╭─ Text block

Meanwhile in the US …
Thanks to Kevin for sending this in:
3x bodyweight Squat at 13 years old.
My athlete, Harrison Maurus, squatted 200kg at 66.7kg bodyweight at the Washington State Powerlifting Meet today. His lift was RAW, high bar, ATG, and drug tested.
Other Youngsters:
Ruslan says
What a complete freak of nature.
Tom Bennett says
Holy crap….what did I just see???? He’s 13? my God.
Lith says
Did a 13 yearold just squat 200?
FUCK IT, I QUIT!
Everett says
Great work! This should be an example to everyone with a weak squat: no excuses. Being small or being young isn’t a reason not to squat big. Here is a young Caleb Williams, a 67.5 kg lifter, squatting 25 kgs over triple bodyweight… FOR SIX REPS.
http://www.youtube.com/watch?v=sOzIXYC_ywo
Nikolai says
On the contrary, this shows that the people with a weak squat has an excuse: genes. At 13, it cannot be hard work, simply because he has not lifted long enough to put in the hard work it takes for most people to reach 200. Its all genes.
Everett says
Nope! I squat 289 kgs, and I have terrible genes. When I began lifting I couldn’t squat anything, and I have terrible leverages, but I’ve just put it tons of work. Yes, genes are an advantage, but anyone can get to 200 with hard work. I’m not trying to demean anyone, but 200kg, while rare in the real world, should be easily attainable by any male lifter.
People who use genes as an excuse are never going to get stronger. My wife squats 110 kgs with only a few months of training after having a baby–and this is more than many of the guys in my gym who complain they have bad genetics. I trained two guys who weighed roughly 75 kgs for 6 weeks and both of them squatted 145 kgs after this short training time. They had completely different genetics, but put in the same hard work, and got the same good results. One of them continued training with me and is now squatting 257.5 kgs @ 82.5 kgs bodyweight.
Obviously, someone who squats 200 kgs at 13 has good genetics–but he also has worked quite hard, and if a 13 year old can do it with good genetics, someone with average genetics or even bad genetics should be able to get there fairly easily. It just takes hard work.
Mr_Rogers413 says
Kevin has stated (at a different site) that his athlete (the 13 year-old) has trained with him since the fall of 2011, but only the last year or so started weightlifting. The kid has American snatch and clean & jerk records (for his age/weightclass?). Pretty much everything else Kevin says points to this kid having tremendous drive and a fantastic work effort, like getting up and training at 5:30am. He’s a WL first and foremost and just did the PL comp for fun.
Everett says
Exactly. When people see above average results, they generally assume it’s just genetics, drugs, etc. But I have trained many natural lifters with average genetics who have had above average results. Work is an important variable! And IMO WLers should be able to squat at least as much as PLers. A back squat arguably has as much carryover to SN and CJ as it does bench press and deadlift. Of course, some WLers focus more on FS, but my main point is that the one big lift WLers and PLers should share in common is the squat! I’ve seen many oly lifters and PLers held back by a weak squat. For some reason it’s a lift many like to neglect.

╰─
╭─ Raw data

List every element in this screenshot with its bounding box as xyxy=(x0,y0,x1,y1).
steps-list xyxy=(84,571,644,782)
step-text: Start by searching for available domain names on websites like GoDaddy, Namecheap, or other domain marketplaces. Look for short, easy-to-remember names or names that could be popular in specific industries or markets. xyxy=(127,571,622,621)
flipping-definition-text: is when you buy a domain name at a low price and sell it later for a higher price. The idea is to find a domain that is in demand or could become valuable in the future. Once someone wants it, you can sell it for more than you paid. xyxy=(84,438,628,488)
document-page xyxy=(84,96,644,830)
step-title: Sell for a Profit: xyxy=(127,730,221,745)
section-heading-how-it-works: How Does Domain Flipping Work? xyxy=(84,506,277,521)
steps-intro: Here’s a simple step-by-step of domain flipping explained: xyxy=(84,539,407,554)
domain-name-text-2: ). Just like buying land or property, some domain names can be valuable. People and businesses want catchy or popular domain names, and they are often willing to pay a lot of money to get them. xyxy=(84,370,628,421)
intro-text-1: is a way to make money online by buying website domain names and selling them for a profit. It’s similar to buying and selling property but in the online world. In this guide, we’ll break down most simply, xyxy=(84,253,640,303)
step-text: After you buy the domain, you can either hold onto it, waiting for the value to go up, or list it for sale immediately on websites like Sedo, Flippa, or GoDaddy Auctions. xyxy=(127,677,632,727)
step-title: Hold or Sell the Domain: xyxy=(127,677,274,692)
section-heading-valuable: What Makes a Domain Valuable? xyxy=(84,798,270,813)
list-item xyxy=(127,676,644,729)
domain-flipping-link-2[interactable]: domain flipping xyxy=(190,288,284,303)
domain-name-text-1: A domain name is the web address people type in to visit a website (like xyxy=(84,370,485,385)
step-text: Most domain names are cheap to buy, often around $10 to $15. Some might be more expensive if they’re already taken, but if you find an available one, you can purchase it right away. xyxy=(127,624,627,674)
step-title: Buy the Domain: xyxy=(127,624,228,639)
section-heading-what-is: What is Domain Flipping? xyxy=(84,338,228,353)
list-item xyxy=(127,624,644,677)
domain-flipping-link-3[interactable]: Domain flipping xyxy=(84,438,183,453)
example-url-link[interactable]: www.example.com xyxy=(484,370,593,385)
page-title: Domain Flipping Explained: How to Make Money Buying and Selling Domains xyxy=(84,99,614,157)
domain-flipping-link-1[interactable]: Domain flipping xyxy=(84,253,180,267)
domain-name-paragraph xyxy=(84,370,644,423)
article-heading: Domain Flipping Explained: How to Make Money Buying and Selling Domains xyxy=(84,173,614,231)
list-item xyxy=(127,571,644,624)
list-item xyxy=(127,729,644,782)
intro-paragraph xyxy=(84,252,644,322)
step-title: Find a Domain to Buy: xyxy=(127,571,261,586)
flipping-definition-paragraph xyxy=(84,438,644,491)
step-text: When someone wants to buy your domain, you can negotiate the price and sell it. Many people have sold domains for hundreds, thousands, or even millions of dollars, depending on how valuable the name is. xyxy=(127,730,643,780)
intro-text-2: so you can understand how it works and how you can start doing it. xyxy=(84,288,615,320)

╰─

▸ Actions to take:
a – Say whether each statement agrees with the squat post. Answer yes or no for each, and quote the words that decide it. (i) Harrison Maurus squatted 200kg at a bodyweight of 66.7kg. (ii) Everett says he squats 289 kgs. (iii) The 200kg lift was made at a weightlifting meet.
b – According to the squat post, how much does Everett's wife squat?
The entries are not used in any task.

▸ Responses:
a –
(i) Yes: "squatted 200kg at 66.7kg bodyweight"
(ii) Yes: "I squat 289 kgs"
(iii) No: "at the Washington State Powerlifting Meet today"

b – 110 kgs, with only a few months of training after having a baby.